## Goal
Identify the lines that contain the string "cast" and copy all of them.

(Extracted records)
+ + + +

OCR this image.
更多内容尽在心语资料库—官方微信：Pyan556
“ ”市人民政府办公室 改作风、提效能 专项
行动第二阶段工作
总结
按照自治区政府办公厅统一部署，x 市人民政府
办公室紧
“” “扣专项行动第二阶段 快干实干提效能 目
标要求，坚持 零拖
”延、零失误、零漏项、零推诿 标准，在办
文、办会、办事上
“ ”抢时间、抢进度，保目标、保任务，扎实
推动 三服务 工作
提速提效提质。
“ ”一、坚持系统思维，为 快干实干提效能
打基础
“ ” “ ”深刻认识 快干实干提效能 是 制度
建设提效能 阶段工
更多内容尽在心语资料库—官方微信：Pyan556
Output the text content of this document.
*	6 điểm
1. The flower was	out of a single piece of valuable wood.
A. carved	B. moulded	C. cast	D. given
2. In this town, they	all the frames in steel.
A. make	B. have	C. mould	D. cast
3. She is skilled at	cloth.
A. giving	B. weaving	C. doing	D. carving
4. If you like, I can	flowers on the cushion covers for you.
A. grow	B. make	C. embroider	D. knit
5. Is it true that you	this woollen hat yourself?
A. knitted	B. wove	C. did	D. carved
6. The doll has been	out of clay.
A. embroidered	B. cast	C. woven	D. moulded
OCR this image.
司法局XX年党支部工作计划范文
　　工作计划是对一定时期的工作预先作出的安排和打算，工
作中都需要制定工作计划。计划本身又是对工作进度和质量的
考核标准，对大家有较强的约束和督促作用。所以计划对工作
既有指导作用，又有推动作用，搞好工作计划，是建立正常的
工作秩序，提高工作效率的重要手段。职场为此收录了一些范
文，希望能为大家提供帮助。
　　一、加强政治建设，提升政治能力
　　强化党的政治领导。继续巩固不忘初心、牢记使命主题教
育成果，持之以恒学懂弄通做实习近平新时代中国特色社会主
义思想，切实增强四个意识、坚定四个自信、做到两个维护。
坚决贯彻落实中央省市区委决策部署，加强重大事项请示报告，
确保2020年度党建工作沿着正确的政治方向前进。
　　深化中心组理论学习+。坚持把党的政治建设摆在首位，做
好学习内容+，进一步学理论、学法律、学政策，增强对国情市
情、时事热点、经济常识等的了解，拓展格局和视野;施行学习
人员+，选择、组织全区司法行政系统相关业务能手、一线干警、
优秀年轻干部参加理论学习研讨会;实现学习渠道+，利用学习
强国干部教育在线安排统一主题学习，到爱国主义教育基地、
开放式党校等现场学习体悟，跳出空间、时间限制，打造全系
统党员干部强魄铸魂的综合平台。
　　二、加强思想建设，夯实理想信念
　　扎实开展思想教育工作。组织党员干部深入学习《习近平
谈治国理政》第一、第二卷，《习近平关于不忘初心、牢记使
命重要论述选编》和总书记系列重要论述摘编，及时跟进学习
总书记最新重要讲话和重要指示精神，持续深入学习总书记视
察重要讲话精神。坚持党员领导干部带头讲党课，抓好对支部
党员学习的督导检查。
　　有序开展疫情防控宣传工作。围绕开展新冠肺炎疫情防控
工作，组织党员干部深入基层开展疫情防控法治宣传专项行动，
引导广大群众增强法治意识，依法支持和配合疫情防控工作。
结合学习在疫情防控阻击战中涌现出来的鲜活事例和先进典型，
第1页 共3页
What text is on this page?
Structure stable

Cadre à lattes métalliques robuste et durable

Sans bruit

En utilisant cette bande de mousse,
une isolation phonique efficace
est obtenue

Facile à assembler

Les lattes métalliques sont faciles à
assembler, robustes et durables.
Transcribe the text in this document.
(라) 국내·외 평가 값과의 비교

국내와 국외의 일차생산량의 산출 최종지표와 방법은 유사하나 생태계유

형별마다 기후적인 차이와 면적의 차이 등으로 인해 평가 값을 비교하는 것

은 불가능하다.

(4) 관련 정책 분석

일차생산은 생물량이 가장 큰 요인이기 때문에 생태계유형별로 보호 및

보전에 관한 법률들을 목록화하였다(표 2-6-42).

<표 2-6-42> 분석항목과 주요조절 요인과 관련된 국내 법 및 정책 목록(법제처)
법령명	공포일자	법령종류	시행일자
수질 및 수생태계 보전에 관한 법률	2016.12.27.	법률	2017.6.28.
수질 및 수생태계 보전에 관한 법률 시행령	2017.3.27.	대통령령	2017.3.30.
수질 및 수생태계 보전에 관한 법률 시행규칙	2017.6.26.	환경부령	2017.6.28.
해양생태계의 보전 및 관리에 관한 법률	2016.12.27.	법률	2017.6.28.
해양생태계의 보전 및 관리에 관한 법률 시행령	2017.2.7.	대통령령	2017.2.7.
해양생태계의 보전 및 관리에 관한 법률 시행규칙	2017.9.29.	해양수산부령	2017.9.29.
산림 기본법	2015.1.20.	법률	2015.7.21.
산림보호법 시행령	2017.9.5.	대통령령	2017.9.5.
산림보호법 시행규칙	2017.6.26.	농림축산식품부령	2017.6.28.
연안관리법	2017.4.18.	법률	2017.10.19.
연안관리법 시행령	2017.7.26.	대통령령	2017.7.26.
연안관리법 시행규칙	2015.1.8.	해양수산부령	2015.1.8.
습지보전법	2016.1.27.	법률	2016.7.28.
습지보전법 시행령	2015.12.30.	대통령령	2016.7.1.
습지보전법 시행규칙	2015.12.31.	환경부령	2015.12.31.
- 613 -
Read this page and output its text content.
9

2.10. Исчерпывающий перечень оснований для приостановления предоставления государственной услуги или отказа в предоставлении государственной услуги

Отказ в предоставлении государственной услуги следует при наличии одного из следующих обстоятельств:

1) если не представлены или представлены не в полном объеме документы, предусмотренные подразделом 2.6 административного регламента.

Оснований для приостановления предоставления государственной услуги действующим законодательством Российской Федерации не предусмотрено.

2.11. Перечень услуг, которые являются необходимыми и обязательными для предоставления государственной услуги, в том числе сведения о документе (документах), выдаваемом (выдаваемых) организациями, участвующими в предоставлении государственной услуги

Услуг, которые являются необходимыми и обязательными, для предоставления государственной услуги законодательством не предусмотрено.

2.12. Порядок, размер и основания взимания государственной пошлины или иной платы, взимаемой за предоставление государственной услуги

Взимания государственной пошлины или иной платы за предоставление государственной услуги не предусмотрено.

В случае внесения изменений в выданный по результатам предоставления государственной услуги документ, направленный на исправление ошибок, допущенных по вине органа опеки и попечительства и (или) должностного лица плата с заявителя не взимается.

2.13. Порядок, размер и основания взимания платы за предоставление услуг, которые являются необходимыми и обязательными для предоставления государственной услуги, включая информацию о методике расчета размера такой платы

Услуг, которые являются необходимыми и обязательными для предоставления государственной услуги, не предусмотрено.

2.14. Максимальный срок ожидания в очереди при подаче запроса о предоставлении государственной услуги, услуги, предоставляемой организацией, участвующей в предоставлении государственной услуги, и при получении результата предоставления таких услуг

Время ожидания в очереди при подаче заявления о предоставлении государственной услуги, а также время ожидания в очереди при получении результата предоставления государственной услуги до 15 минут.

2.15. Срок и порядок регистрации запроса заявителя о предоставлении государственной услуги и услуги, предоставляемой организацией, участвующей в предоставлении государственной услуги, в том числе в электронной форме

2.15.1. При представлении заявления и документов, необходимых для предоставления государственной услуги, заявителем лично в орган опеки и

+ + + +

## Solution
A. carved	B. moulded	C. cast	D. given
A. make	B. have	C. mould	D. cast
A. embroidered	B. cast	C. woven	D. moulded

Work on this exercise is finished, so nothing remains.